__Given problem__
Quote, without change, all of the lines that follow.

__Records provided__
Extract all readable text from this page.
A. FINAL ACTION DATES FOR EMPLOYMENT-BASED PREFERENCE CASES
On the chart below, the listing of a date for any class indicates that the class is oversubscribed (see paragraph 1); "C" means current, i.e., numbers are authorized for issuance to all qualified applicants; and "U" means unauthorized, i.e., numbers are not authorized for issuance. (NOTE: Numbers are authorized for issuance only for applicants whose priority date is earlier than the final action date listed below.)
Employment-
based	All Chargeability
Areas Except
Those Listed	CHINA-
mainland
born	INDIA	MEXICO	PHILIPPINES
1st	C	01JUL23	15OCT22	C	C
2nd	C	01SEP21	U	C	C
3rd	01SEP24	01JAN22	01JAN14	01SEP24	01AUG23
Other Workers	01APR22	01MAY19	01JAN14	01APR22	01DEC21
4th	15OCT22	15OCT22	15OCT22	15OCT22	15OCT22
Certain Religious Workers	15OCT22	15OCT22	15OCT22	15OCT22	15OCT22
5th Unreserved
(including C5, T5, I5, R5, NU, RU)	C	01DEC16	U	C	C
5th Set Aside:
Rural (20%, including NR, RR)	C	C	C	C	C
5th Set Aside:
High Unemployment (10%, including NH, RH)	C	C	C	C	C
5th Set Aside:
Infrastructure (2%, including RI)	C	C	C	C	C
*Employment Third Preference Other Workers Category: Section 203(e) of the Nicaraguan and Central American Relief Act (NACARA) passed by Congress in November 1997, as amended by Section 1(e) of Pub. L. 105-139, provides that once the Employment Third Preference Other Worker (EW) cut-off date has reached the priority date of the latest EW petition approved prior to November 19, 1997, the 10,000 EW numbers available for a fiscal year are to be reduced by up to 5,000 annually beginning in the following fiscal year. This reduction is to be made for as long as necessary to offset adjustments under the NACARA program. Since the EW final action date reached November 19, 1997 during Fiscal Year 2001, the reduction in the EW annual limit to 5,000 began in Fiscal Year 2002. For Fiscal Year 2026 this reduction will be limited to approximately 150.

__Worked answer__
Extract all readable text from this page.
A. FINAL ACTION DATES FOR EMPLOYMENT-BASED PREFERENCE CASES
On the chart below, the listing of a date for any class indicates that the class is oversubscribed (see paragraph 1); "C" means current, i.e., numbers are authorized for issuance to all qualified applicants; and "U" means unauthorized, i.e., numbers are not authorized for issuance. (NOTE: Numbers are authorized for issuance only for applicants whose priority date is earlier than the final action date listed below.)
Employment-
based	All Chargeability
Areas Except
Those Listed	CHINA-
mainland
born	INDIA	MEXICO	PHILIPPINES
1st	C	01JUL23	15OCT22	C	C
2nd	C	01SEP21	U	C	C
3rd	01SEP24	01JAN22	01JAN14	01SEP24	01AUG23
Other Workers	01APR22	01MAY19	01JAN14	01APR22	01DEC21
4th	15OCT22	15OCT22	15OCT22	15OCT22	15OCT22
Certain Religious Workers	15OCT22	15OCT22	15OCT22	15OCT22	15OCT22
5th Unreserved
(including C5, T5, I5, R5, NU, RU)	C	01DEC16	U	C	C
5th Set Aside:
Rural (20%, including NR, RR)	C	C	C	C	C
5th Set Aside:
High Unemployment (10%, including NH, RH)	C	C	C	C	C
5th Set Aside:
Infrastructure (2%, including RI)	C	C	C	C	C
*Employment Third Preference Other Workers Category: Section 203(e) of the Nicaraguan and Central American Relief Act (NACARA) passed by Congress in November 1997, as amended by Section 1(e) of Pub. L. 105-139, provides that once the Employment Third Preference Other Worker (EW) cut-off date has reached the priority date of the latest EW petition approved prior to November 19, 1997, the 10,000 EW numbers available for a fiscal year are to be reduced by up to 5,000 annually beginning in the following fiscal year. This reduction is to be made for as long as necessary to offset adjustments under the NACARA program. Since the EW final action date reached November 19, 1997 during Fiscal Year 2001, the reduction in the EW annual limit to 5,000 began in Fiscal Year 2002. For Fiscal Year 2026 this reduction will be limited to approximately 150.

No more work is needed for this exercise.